§ **What is being asked**
Pictures within the data are to be left out; everything else must be reproduced exactly.

--

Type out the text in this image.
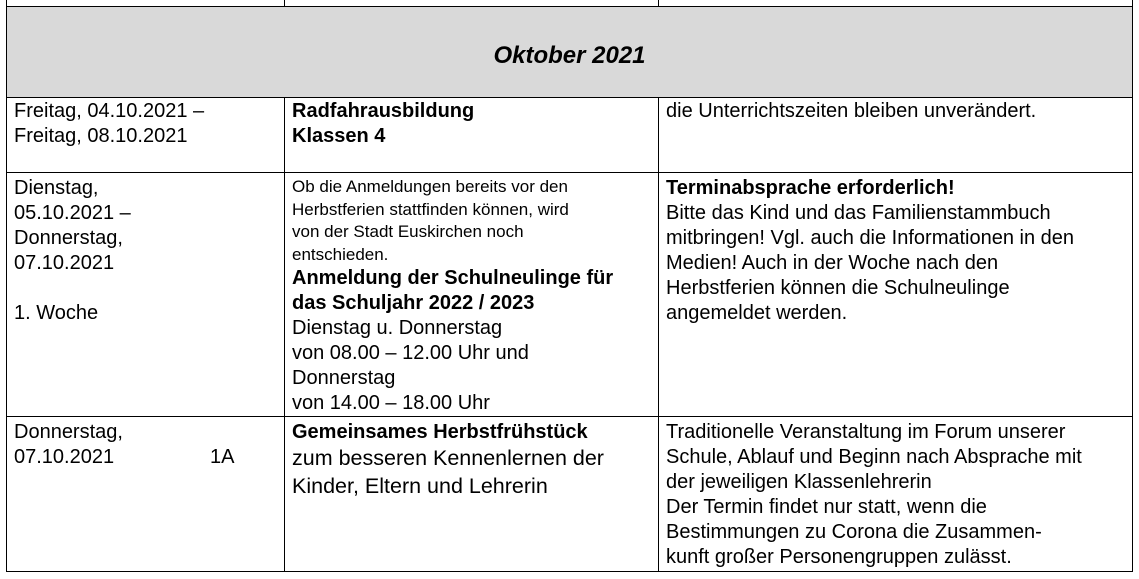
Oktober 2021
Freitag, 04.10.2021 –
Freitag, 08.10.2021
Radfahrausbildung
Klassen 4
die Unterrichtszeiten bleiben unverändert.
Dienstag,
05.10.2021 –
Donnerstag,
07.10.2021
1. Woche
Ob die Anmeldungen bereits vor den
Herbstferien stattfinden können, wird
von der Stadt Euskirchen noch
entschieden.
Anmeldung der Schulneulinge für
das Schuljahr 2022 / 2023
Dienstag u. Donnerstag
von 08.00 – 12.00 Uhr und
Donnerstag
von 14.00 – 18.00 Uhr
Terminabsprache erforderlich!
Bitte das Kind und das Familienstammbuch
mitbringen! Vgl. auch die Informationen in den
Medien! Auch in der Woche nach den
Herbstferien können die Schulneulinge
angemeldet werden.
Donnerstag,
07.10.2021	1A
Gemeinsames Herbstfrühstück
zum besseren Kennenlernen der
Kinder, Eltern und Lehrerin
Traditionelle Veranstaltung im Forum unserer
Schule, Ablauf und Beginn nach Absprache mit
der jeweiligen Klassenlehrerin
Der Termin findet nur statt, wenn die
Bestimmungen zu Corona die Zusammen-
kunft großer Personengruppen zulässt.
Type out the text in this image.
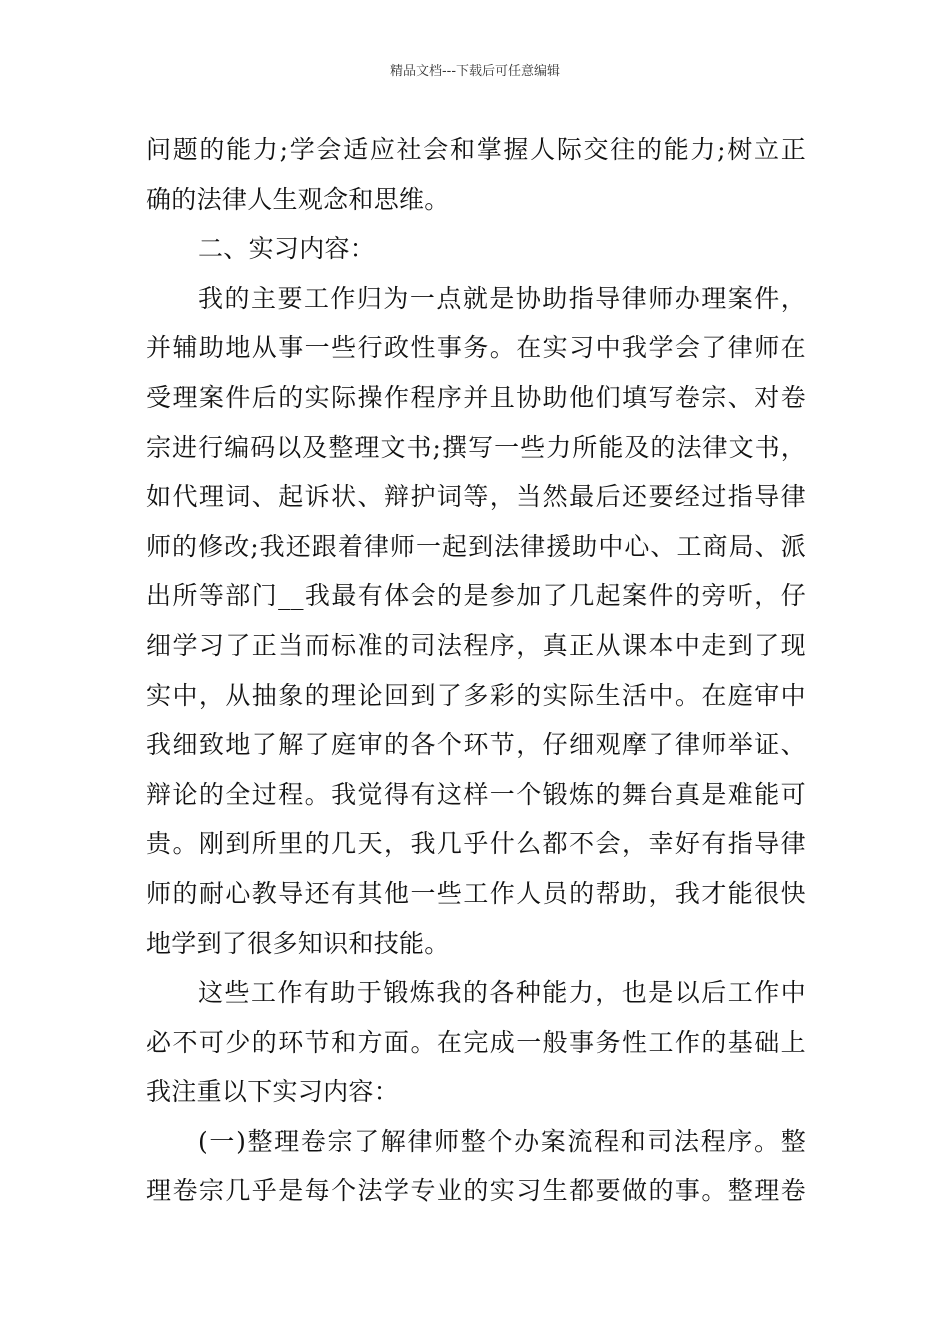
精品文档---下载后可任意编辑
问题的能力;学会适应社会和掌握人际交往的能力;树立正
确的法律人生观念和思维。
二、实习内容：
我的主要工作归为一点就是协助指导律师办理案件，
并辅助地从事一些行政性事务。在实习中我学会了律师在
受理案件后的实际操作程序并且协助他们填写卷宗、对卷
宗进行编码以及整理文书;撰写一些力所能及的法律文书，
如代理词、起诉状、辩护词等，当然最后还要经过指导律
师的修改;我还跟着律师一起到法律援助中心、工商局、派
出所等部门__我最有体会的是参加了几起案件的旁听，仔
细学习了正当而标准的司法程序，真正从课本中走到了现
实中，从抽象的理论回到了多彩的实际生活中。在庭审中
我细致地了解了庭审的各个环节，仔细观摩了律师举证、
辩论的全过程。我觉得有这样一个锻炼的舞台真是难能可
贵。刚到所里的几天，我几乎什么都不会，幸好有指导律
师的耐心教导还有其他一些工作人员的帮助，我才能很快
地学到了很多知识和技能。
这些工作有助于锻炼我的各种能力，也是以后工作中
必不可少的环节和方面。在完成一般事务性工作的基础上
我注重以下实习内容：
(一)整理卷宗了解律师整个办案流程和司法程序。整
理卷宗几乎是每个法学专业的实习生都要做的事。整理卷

--

§ **Result of this exercise**
Type out the text in this image.
Oktober 2021
Freitag, 04.10.2021 –
Freitag, 08.10.2021
Radfahrausbildung
Klassen 4
die Unterrichtszeiten bleiben unverändert.
Dienstag,
05.10.2021 –
Donnerstag,
07.10.2021
1. Woche
Ob die Anmeldungen bereits vor den
Herbstferien stattfinden können, wird
von der Stadt Euskirchen noch
entschieden.
Anmeldung der Schulneulinge für
das Schuljahr 2022 / 2023
Dienstag u. Donnerstag
von 08.00 – 12.00 Uhr und
Donnerstag
von 14.00 – 18.00 Uhr
Terminabsprache erforderlich!
Bitte das Kind und das Familienstammbuch
mitbringen! Vgl. auch die Informationen in den
Medien! Auch in der Woche nach den
Herbstferien können die Schulneulinge
angemeldet werden.
Donnerstag,
07.10.2021	1A
Gemeinsames Herbstfrühstück
zum besseren Kennenlernen der
Kinder, Eltern und Lehrerin
Traditionelle Veranstaltung im Forum unserer
Schule, Ablauf und Beginn nach Absprache mit
der jeweiligen Klassenlehrerin
Der Termin findet nur statt, wenn die
Bestimmungen zu Corona die Zusammen-
kunft großer Personengruppen zulässt.
Type out the text in this image.
精品文档---下载后可任意编辑
问题的能力;学会适应社会和掌握人际交往的能力;树立正
确的法律人生观念和思维。
二、实习内容：
我的主要工作归为一点就是协助指导律师办理案件，
并辅助地从事一些行政性事务。在实习中我学会了律师在
受理案件后的实际操作程序并且协助他们填写卷宗、对卷
宗进行编码以及整理文书;撰写一些力所能及的法律文书，
如代理词、起诉状、辩护词等，当然最后还要经过指导律
师的修改;我还跟着律师一起到法律援助中心、工商局、派
出所等部门__我最有体会的是参加了几起案件的旁听，仔
细学习了正当而标准的司法程序，真正从课本中走到了现
实中，从抽象的理论回到了多彩的实际生活中。在庭审中
我细致地了解了庭审的各个环节，仔细观摩了律师举证、
辩论的全过程。我觉得有这样一个锻炼的舞台真是难能可
贵。刚到所里的几天，我几乎什么都不会，幸好有指导律
师的耐心教导还有其他一些工作人员的帮助，我才能很快
地学到了很多知识和技能。
这些工作有助于锻炼我的各种能力，也是以后工作中
必不可少的环节和方面。在完成一般事务性工作的基础上
我注重以下实习内容：
(一)整理卷宗了解律师整个办案流程和司法程序。整
理卷宗几乎是每个法学专业的实习生都要做的事。整理卷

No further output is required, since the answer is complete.